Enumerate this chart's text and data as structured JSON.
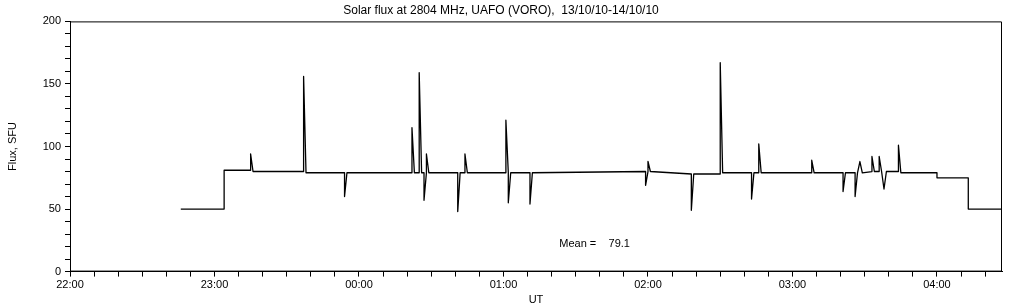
{
  "chart_data": {
    "type": "line",
    "title": "Solar flux at 2804 MHz, UAFO (VORO),  13/10/10-14/10/10",
    "xlabel": "UT",
    "ylabel": "Flux, SFU",
    "annotations": [
      "Mean =    79.1"
    ],
    "color": "#000000",
    "marker": "none",
    "legend": false,
    "xlim": [
      "--10-13T22:00",
      "--10-14T04:27"
    ],
    "ylim": [
      0,
      200
    ],
    "xticks": [
      {
        "value": "--10-13T22:00",
        "label": "22:00"
      },
      {
        "value": "--10-13T22:10",
        "label": null
      },
      {
        "value": "--10-13T22:20",
        "label": null
      },
      {
        "value": "--10-13T22:30",
        "label": null
      },
      {
        "value": "--10-13T22:40",
        "label": null
      },
      {
        "value": "--10-13T22:50",
        "label": null
      },
      {
        "value": "--10-13T23:00",
        "label": "23:00"
      },
      {
        "value": "--10-13T23:10",
        "label": null
      },
      {
        "value": "--10-13T23:20",
        "label": null
      },
      {
        "value": "--10-13T23:30",
        "label": null
      },
      {
        "value": "--10-13T23:40",
        "label": null
      },
      {
        "value": "--10-13T23:50",
        "label": null
      },
      {
        "value": "--10-14T00:00",
        "label": "00:00"
      },
      {
        "value": "--10-14T00:10",
        "label": null
      },
      {
        "value": "--10-14T00:20",
        "label": null
      },
      {
        "value": "--10-14T00:30",
        "label": null
      },
      {
        "value": "--10-14T00:40",
        "label": null
      },
      {
        "value": "--10-14T00:50",
        "label": null
      },
      {
        "value": "--10-14T01:00",
        "label": "01:00"
      },
      {
        "value": "--10-14T01:10",
        "label": null
      },
      {
        "value": "--10-14T01:20",
        "label": null
      },
      {
        "value": "--10-14T01:30",
        "label": null
      },
      {
        "value": "--10-14T01:40",
        "label": null
      },
      {
        "value": "--10-14T01:50",
        "label": null
      },
      {
        "value": "--10-14T02:00",
        "label": "02:00"
      },
      {
        "value": "--10-14T02:10",
        "label": null
      },
      {
        "value": "--10-14T02:20",
        "label": null
      },
      {
        "value": "--10-14T02:30",
        "label": null
      },
      {
        "value": "--10-14T02:40",
        "label": null
      },
      {
        "value": "--10-14T02:50",
        "label": null
      },
      {
        "value": "--10-14T03:00",
        "label": "03:00"
      },
      {
        "value": "--10-14T03:10",
        "label": null
      },
      {
        "value": "--10-14T03:20",
        "label": null
      },
      {
        "value": "--10-14T03:30",
        "label": null
      },
      {
        "value": "--10-14T03:40",
        "label": null
      },
      {
        "value": "--10-14T03:50",
        "label": null
      },
      {
        "value": "--10-14T04:00",
        "label": "04:00"
      },
      {
        "value": "--10-14T04:10",
        "label": null
      },
      {
        "value": "--10-14T04:20",
        "label": null
      }
    ],
    "yticks": [
      0,
      {
        "value": 10,
        "label": null
      },
      {
        "value": 20,
        "label": null
      },
      {
        "value": 30,
        "label": null
      },
      {
        "value": 40,
        "label": null
      },
      50,
      {
        "value": 60,
        "label": null
      },
      {
        "value": 70,
        "label": null
      },
      {
        "value": 80,
        "label": null
      },
      {
        "value": 90,
        "label": null
      },
      100,
      {
        "value": 110,
        "label": null
      },
      {
        "value": 120,
        "label": null
      },
      {
        "value": 130,
        "label": null
      },
      {
        "value": 140,
        "label": null
      },
      150,
      {
        "value": 160,
        "label": null
      },
      {
        "value": 170,
        "label": null
      },
      {
        "value": 180,
        "label": null
      },
      {
        "value": 190,
        "label": null
      },
      200
    ],
    "x": [
      "--10-13T22:46",
      "--10-13T23:04",
      "--10-13T23:04",
      "--10-13T23:15",
      "--10-13T23:15",
      "--10-13T23:16",
      "--10-13T23:37",
      "--10-13T23:37",
      "--10-13T23:38",
      "--10-13T23:54",
      "--10-13T23:54",
      "--10-13T23:55",
      "--10-14T00:22",
      "--10-14T00:22",
      "--10-14T00:23",
      "--10-14T00:25",
      "--10-14T00:25",
      "--10-14T00:26",
      "--10-14T00:27",
      "--10-14T00:27",
      "--10-14T00:28",
      "--10-14T00:28",
      "--10-14T00:29",
      "--10-14T00:41",
      "--10-14T00:41",
      "--10-14T00:42",
      "--10-14T00:44",
      "--10-14T00:44",
      "--10-14T00:45",
      "--10-14T01:01",
      "--10-14T01:01",
      "--10-14T01:02",
      "--10-14T01:02",
      "--10-14T01:03",
      "--10-14T01:11",
      "--10-14T01:11",
      "--10-14T01:12",
      "--10-14T01:59",
      "--10-14T01:59",
      "--10-14T02:00",
      "--10-14T02:00",
      "--10-14T02:01",
      "--10-14T02:18",
      "--10-14T02:18",
      "--10-14T02:19",
      "--10-14T02:30",
      "--10-14T02:30",
      "--10-14T02:31",
      "--10-14T02:43",
      "--10-14T02:43",
      "--10-14T02:44",
      "--10-14T02:46",
      "--10-14T02:46",
      "--10-14T02:47",
      "--10-14T03:08",
      "--10-14T03:08",
      "--10-14T03:09",
      "--10-14T03:21",
      "--10-14T03:21",
      "--10-14T03:22",
      "--10-14T03:26",
      "--10-14T03:26",
      "--10-14T03:27",
      "--10-14T03:28",
      "--10-14T03:29",
      "--10-14T03:33",
      "--10-14T03:33",
      "--10-14T03:34",
      "--10-14T03:36",
      "--10-14T03:36",
      "--10-14T03:37",
      "--10-14T03:38",
      "--10-14T03:39",
      "--10-14T03:44",
      "--10-14T03:44",
      "--10-14T03:45",
      "--10-14T04:00",
      "--10-14T04:00",
      "--10-14T04:13",
      "--10-14T04:13",
      "--10-14T04:27"
    ],
    "values": [
      50,
      50,
      81,
      81,
      94,
      80,
      80,
      156,
      79,
      79,
      60,
      79,
      79,
      115,
      79,
      79,
      159,
      79,
      79,
      57,
      79,
      94,
      79,
      79,
      48,
      79,
      79,
      94,
      79,
      79,
      121,
      79,
      55,
      79,
      79,
      54,
      79,
      80,
      69,
      80,
      88,
      80,
      78,
      49,
      78,
      78,
      167,
      79,
      79,
      58,
      79,
      79,
      102,
      79,
      79,
      89,
      79,
      79,
      64,
      79,
      79,
      60,
      79,
      88,
      79,
      80,
      92,
      80,
      80,
      92,
      80,
      66,
      80,
      80,
      101,
      79,
      79,
      75,
      75,
      50,
      50
    ]
  }
}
_ _ _
◆ Problem
Will you restate every entry word for word and omit the images?

◆ Result of the exercise
Enumerate this chart's text and data as structured JSON.
{
  "chart_data": {
    "type": "line",
    "title": "Solar flux at 2804 MHz, UAFO (VORO),  13/10/10-14/10/10",
    "xlabel": "UT",
    "ylabel": "Flux, SFU",
    "annotations": [
      "Mean =    79.1"
    ],
    "color": "#000000",
    "marker": "none",
    "legend": false,
    "xlim": [
      "--10-13T22:00",
      "--10-14T04:27"
    ],
    "ylim": [
      0,
      200
    ],
    "xticks": [
      {
        "value": "--10-13T22:00",
        "label": "22:00"
      },
      {
        "value": "--10-13T22:10",
        "label": null
      },
      {
        "value": "--10-13T22:20",
        "label": null
      },
      {
        "value": "--10-13T22:30",
        "label": null
      },
      {
        "value": "--10-13T22:40",
        "label": null
      },
      {
        "value": "--10-13T22:50",
        "label": null
      },
      {
        "value": "--10-13T23:00",
        "label": "23:00"
      },
      {
        "value": "--10-13T23:10",
        "label": null
      },
      {
        "value": "--10-13T23:20",
        "label": null
      },
      {
        "value": "--10-13T23:30",
        "label": null
      },
      {
        "value": "--10-13T23:40",
        "label": null
      },
      {
        "value": "--10-13T23:50",
        "label": null
      },
      {
        "value": "--10-14T00:00",
        "label": "00:00"
      },
      {
        "value": "--10-14T00:10",
        "label": null
      },
      {
        "value": "--10-14T00:20",
        "label": null
      },
      {
        "value": "--10-14T00:30",
        "label": null
      },
      {
        "value": "--10-14T00:40",
        "label": null
      },
      {
        "value": "--10-14T00:50",
        "label": null
      },
      {
        "value": "--10-14T01:00",
        "label": "01:00"
      },
      {
        "value": "--10-14T01:10",
        "label": null
      },
      {
        "value": "--10-14T01:20",
        "label": null
      },
      {
        "value": "--10-14T01:30",
        "label": null
      },
      {
        "value": "--10-14T01:40",
        "label": null
      },
      {
        "value": "--10-14T01:50",
        "label": null
      },
      {
        "value": "--10-14T02:00",
        "label": "02:00"
      },
      {
        "value": "--10-14T02:10",
        "label": null
      },
      {
        "value": "--10-14T02:20",
        "label": null
      },
      {
        "value": "--10-14T02:30",
        "label": null
      },
      {
        "value": "--10-14T02:40",
        "label": null
      },
      {
        "value": "--10-14T02:50",
        "label": null
      },
      {
        "value": "--10-14T03:00",
        "label": "03:00"
      },
      {
        "value": "--10-14T03:10",
        "label": null
      },
      {
        "value": "--10-14T03:20",
        "label": null
      },
      {
        "value": "--10-14T03:30",
        "label": null
      },
      {
        "value": "--10-14T03:40",
        "label": null
      },
      {
        "value": "--10-14T03:50",
        "label": null
      },
      {
        "value": "--10-14T04:00",
        "label": "04:00"
      },
      {
        "value": "--10-14T04:10",
        "label": null
      },
      {
        "value": "--10-14T04:20",
        "label": null
      }
    ],
    "yticks": [
      0,
      {
        "value": 10,
        "label": null
      },
      {
        "value": 20,
        "label": null
      },
      {
        "value": 30,
        "label": null
      },
      {
        "value": 40,
        "label": null
      },
      50,
      {
        "value": 60,
        "label": null
      },
      {
        "value": 70,
        "label": null
      },
      {
        "value": 80,
        "label": null
      },
      {
        "value": 90,
        "label": null
      },
      100,
      {
        "value": 110,
        "label": null
      },
      {
        "value": 120,
        "label": null
      },
      {
        "value": 130,
        "label": null
      },
      {
        "value": 140,
        "label": null
      },
      150,
      {
        "value": 160,
        "label": null
      },
      {
        "value": 170,
        "label": null
      },
      {
        "value": 180,
        "label": null
      },
      {
        "value": 190,
        "label": null
      },
      200
    ],
    "x": [
      "--10-13T22:46",
      "--10-13T23:04",
      "--10-13T23:04",
      "--10-13T23:15",
      "--10-13T23:15",
      "--10-13T23:16",
      "--10-13T23:37",
      "--10-13T23:37",
      "--10-13T23:38",
      "--10-13T23:54",
      "--10-13T23:54",
      "--10-13T23:55",
      "--10-14T00:22",
      "--10-14T00:22",
      "--10-14T00:23",
      "--10-14T00:25",
      "--10-14T00:25",
      "--10-14T00:26",
      "--10-14T00:27",
      "--10-14T00:27",
      "--10-14T00:28",
      "--10-14T00:28",
      "--10-14T00:29",
      "--10-14T00:41",
      "--10-14T00:41",
      "--10-14T00:42",
      "--10-14T00:44",
      "--10-14T00:44",
      "--10-14T00:45",
      "--10-14T01:01",
      "--10-14T01:01",
      "--10-14T01:02",
      "--10-14T01:02",
      "--10-14T01:03",
      "--10-14T01:11",
      "--10-14T01:11",
      "--10-14T01:12",
      "--10-14T01:59",
      "--10-14T01:59",
      "--10-14T02:00",
      "--10-14T02:00",
      "--10-14T02:01",
      "--10-14T02:18",
      "--10-14T02:18",
      "--10-14T02:19",
      "--10-14T02:30",
      "--10-14T02:30",
      "--10-14T02:31",
      "--10-14T02:43",
      "--10-14T02:43",
      "--10-14T02:44",
      "--10-14T02:46",
      "--10-14T02:46",
      "--10-14T02:47",
      "--10-14T03:08",
      "--10-14T03:08",
      "--10-14T03:09",
      "--10-14T03:21",
      "--10-14T03:21",
      "--10-14T03:22",
      "--10-14T03:26",
      "--10-14T03:26",
      "--10-14T03:27",
      "--10-14T03:28",
      "--10-14T03:29",
      "--10-14T03:33",
      "--10-14T03:33",
      "--10-14T03:34",
      "--10-14T03:36",
      "--10-14T03:36",
      "--10-14T03:37",
      "--10-14T03:38",
      "--10-14T03:39",
      "--10-14T03:44",
      "--10-14T03:44",
      "--10-14T03:45",
      "--10-14T04:00",
      "--10-14T04:00",
      "--10-14T04:13",
      "--10-14T04:13",
      "--10-14T04:27"
    ],
    "values": [
      50,
      50,
      81,
      81,
      94,
      80,
      80,
      156,
      79,
      79,
      60,
      79,
      79,
      115,
      79,
      79,
      159,
      79,
      79,
      57,
      79,
      94,
      79,
      79,
      48,
      79,
      79,
      94,
      79,
      79,
      121,
      79,
      55,
      79,
      79,
      54,
      79,
      80,
      69,
      80,
      88,
      80,
      78,
      49,
      78,
      78,
      167,
      79,
      79,
      58,
      79,
      79,
      102,
      79,
      79,
      89,
      79,
      79,
      64,
      79,
      79,
      60,
      79,
      88,
      79,
      80,
      92,
      80,
      80,
      92,
      80,
      66,
      80,
      80,
      101,
      79,
      79,
      75,
      75,
      50,
      50
    ]
  }
}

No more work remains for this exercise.